── Material supplied

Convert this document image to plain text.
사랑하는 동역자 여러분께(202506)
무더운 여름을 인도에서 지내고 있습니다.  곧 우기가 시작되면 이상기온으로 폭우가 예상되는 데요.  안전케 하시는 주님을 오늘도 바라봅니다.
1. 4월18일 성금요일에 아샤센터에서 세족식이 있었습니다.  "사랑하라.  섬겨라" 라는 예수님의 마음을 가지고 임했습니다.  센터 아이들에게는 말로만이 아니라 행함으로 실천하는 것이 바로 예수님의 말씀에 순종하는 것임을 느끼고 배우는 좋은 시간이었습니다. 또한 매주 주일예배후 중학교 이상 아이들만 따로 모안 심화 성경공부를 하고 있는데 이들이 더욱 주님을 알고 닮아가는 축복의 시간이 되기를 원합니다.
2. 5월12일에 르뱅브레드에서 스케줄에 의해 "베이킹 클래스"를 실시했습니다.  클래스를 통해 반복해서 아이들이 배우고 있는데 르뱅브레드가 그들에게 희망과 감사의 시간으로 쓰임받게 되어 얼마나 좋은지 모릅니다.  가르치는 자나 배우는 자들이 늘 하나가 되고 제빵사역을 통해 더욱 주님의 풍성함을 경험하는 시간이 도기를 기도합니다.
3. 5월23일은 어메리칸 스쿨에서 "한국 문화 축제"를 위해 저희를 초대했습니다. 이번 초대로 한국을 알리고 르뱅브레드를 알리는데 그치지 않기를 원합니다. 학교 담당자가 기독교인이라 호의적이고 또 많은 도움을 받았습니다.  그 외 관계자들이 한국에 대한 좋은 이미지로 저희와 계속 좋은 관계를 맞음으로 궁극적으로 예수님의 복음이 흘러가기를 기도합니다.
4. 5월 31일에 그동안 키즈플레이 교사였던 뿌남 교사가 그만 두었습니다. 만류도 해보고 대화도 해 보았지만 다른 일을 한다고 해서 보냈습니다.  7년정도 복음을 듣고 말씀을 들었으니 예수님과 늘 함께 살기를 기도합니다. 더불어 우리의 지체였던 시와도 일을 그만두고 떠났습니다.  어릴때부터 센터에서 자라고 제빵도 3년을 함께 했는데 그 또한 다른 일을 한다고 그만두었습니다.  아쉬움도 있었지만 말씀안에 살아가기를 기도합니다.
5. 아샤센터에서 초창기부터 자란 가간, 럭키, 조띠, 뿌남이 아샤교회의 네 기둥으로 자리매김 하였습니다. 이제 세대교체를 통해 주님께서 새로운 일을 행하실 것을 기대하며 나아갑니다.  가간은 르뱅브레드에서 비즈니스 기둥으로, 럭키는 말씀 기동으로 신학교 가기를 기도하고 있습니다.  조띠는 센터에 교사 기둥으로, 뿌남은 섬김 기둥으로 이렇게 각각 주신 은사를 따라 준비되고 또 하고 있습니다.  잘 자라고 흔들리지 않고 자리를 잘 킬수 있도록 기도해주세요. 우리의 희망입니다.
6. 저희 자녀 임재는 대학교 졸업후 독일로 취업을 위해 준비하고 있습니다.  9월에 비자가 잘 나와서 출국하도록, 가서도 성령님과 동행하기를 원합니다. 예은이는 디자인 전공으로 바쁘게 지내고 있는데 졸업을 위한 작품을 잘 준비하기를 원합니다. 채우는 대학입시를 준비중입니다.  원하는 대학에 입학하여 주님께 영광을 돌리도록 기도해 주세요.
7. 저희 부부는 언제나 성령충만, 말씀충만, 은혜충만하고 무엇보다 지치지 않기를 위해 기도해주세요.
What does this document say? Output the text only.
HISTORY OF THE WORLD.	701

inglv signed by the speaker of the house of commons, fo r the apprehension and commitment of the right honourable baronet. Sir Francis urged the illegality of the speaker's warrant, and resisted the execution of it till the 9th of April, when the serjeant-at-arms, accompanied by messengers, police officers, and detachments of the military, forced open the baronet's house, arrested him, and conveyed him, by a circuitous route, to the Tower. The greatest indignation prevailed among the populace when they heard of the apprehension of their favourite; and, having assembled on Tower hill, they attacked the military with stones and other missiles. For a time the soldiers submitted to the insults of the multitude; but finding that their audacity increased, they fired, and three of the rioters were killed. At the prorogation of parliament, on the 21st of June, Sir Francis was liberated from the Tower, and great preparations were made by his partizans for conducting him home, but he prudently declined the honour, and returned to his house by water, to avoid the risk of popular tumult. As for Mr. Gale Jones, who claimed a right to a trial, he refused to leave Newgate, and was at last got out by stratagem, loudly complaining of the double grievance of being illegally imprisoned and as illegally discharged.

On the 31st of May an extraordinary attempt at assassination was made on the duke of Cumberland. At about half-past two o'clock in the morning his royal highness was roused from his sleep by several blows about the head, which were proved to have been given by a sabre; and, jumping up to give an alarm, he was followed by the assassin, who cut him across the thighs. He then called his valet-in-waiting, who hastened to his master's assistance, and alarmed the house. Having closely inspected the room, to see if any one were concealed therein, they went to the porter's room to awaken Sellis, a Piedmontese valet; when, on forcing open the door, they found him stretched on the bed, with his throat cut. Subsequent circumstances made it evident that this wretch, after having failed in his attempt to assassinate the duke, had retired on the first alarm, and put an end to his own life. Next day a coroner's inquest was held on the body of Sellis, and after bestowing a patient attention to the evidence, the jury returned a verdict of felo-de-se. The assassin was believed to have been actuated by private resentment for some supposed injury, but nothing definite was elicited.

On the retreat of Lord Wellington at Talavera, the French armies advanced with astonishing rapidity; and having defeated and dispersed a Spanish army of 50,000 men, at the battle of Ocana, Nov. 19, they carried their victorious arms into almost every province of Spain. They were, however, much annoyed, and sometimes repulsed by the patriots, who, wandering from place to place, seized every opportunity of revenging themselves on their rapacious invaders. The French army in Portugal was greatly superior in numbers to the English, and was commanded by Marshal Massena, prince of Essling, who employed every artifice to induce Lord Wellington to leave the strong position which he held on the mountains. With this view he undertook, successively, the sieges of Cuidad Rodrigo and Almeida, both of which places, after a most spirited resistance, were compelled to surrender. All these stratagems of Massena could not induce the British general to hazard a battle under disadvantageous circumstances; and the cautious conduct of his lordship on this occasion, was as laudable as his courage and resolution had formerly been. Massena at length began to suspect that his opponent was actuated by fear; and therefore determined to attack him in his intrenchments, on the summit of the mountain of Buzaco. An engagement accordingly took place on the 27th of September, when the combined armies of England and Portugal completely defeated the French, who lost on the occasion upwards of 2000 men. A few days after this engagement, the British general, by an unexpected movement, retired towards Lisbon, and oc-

────

Direction
Copy out each line exactly as written.

Problem solution
Convert this document image to plain text.
사랑하는 동역자 여러분께(202506)
무더운 여름을 인도에서 지내고 있습니다.  곧 우기가 시작되면 이상기온으로 폭우가 예상되는 데요.  안전케 하시는 주님을 오늘도 바라봅니다.
1. 4월18일 성금요일에 아샤센터에서 세족식이 있었습니다.  "사랑하라.  섬겨라" 라는 예수님의 마음을 가지고 임했습니다.  센터 아이들에게는 말로만이 아니라 행함으로 실천하는 것이 바로 예수님의 말씀에 순종하는 것임을 느끼고 배우는 좋은 시간이었습니다. 또한 매주 주일예배후 중학교 이상 아이들만 따로 모안 심화 성경공부를 하고 있는데 이들이 더욱 주님을 알고 닮아가는 축복의 시간이 되기를 원합니다.
2. 5월12일에 르뱅브레드에서 스케줄에 의해 "베이킹 클래스"를 실시했습니다.  클래스를 통해 반복해서 아이들이 배우고 있는데 르뱅브레드가 그들에게 희망과 감사의 시간으로 쓰임받게 되어 얼마나 좋은지 모릅니다.  가르치는 자나 배우는 자들이 늘 하나가 되고 제빵사역을 통해 더욱 주님의 풍성함을 경험하는 시간이 도기를 기도합니다.
3. 5월23일은 어메리칸 스쿨에서 "한국 문화 축제"를 위해 저희를 초대했습니다. 이번 초대로 한국을 알리고 르뱅브레드를 알리는데 그치지 않기를 원합니다. 학교 담당자가 기독교인이라 호의적이고 또 많은 도움을 받았습니다.  그 외 관계자들이 한국에 대한 좋은 이미지로 저희와 계속 좋은 관계를 맞음으로 궁극적으로 예수님의 복음이 흘러가기를 기도합니다.
4. 5월 31일에 그동안 키즈플레이 교사였던 뿌남 교사가 그만 두었습니다. 만류도 해보고 대화도 해 보았지만 다른 일을 한다고 해서 보냈습니다.  7년정도 복음을 듣고 말씀을 들었으니 예수님과 늘 함께 살기를 기도합니다. 더불어 우리의 지체였던 시와도 일을 그만두고 떠났습니다.  어릴때부터 센터에서 자라고 제빵도 3년을 함께 했는데 그 또한 다른 일을 한다고 그만두었습니다.  아쉬움도 있었지만 말씀안에 살아가기를 기도합니다.
5. 아샤센터에서 초창기부터 자란 가간, 럭키, 조띠, 뿌남이 아샤교회의 네 기둥으로 자리매김 하였습니다. 이제 세대교체를 통해 주님께서 새로운 일을 행하실 것을 기대하며 나아갑니다.  가간은 르뱅브레드에서 비즈니스 기둥으로, 럭키는 말씀 기동으로 신학교 가기를 기도하고 있습니다.  조띠는 센터에 교사 기둥으로, 뿌남은 섬김 기둥으로 이렇게 각각 주신 은사를 따라 준비되고 또 하고 있습니다.  잘 자라고 흔들리지 않고 자리를 잘 킬수 있도록 기도해주세요. 우리의 희망입니다.
6. 저희 자녀 임재는 대학교 졸업후 독일로 취업을 위해 준비하고 있습니다.  9월에 비자가 잘 나와서 출국하도록, 가서도 성령님과 동행하기를 원합니다. 예은이는 디자인 전공으로 바쁘게 지내고 있는데 졸업을 위한 작품을 잘 준비하기를 원합니다. 채우는 대학입시를 준비중입니다.  원하는 대학에 입학하여 주님께 영광을 돌리도록 기도해 주세요.
7. 저희 부부는 언제나 성령충만, 말씀충만, 은혜충만하고 무엇보다 지치지 않기를 위해 기도해주세요.
What does this document say? Output the text only.
HISTORY OF THE WORLD.	701

inglv signed by the speaker of the house of commons, fo r the apprehension and commitment of the right honourable baronet. Sir Francis urged the illegality of the speaker's warrant, and resisted the execution of it till the 9th of April, when the serjeant-at-arms, accompanied by messengers, police officers, and detachments of the military, forced open the baronet's house, arrested him, and conveyed him, by a circuitous route, to the Tower. The greatest indignation prevailed among the populace when they heard of the apprehension of their favourite; and, having assembled on Tower hill, they attacked the military with stones and other missiles. For a time the soldiers submitted to the insults of the multitude; but finding that their audacity increased, they fired, and three of the rioters were killed. At the prorogation of parliament, on the 21st of June, Sir Francis was liberated from the Tower, and great preparations were made by his partizans for conducting him home, but he prudently declined the honour, and returned to his house by water, to avoid the risk of popular tumult. As for Mr. Gale Jones, who claimed a right to a trial, he refused to leave Newgate, and was at last got out by stratagem, loudly complaining of the double grievance of being illegally imprisoned and as illegally discharged.

On the 31st of May an extraordinary attempt at assassination was made on the duke of Cumberland. At about half-past two o'clock in the morning his royal highness was roused from his sleep by several blows about the head, which were proved to have been given by a sabre; and, jumping up to give an alarm, he was followed by the assassin, who cut him across the thighs. He then called his valet-in-waiting, who hastened to his master's assistance, and alarmed the house. Having closely inspected the room, to see if any one were concealed therein, they went to the porter's room to awaken Sellis, a Piedmontese valet; when, on forcing open the door, they found him stretched on the bed, with his throat cut. Subsequent circumstances made it evident that this wretch, after having failed in his attempt to assassinate the duke, had retired on the first alarm, and put an end to his own life. Next day a coroner's inquest was held on the body of Sellis, and after bestowing a patient attention to the evidence, the jury returned a verdict of felo-de-se. The assassin was believed to have been actuated by private resentment for some supposed injury, but nothing definite was elicited.

On the retreat of Lord Wellington at Talavera, the French armies advanced with astonishing rapidity; and having defeated and dispersed a Spanish army of 50,000 men, at the battle of Ocana, Nov. 19, they carried their victorious arms into almost every province of Spain. They were, however, much annoyed, and sometimes repulsed by the patriots, who, wandering from place to place, seized every opportunity of revenging themselves on their rapacious invaders. The French army in Portugal was greatly superior in numbers to the English, and was commanded by Marshal Massena, prince of Essling, who employed every artifice to induce Lord Wellington to leave the strong position which he held on the mountains. With this view he undertook, successively, the sieges of Cuidad Rodrigo and Almeida, both of which places, after a most spirited resistance, were compelled to surrender. All these stratagems of Massena could not induce the British general to hazard a battle under disadvantageous circumstances; and the cautious conduct of his lordship on this occasion, was as laudable as his courage and resolution had formerly been. Massena at length began to suspect that his opponent was actuated by fear; and therefore determined to attack him in his intrenchments, on the summit of the mountain of Buzaco. An engagement accordingly took place on the 27th of September, when the combined armies of England and Portugal completely defeated the French, who lost on the occasion upwards of 2000 men. A few days after this engagement, the British general, by an unexpected movement, retired towards Lisbon, and oc-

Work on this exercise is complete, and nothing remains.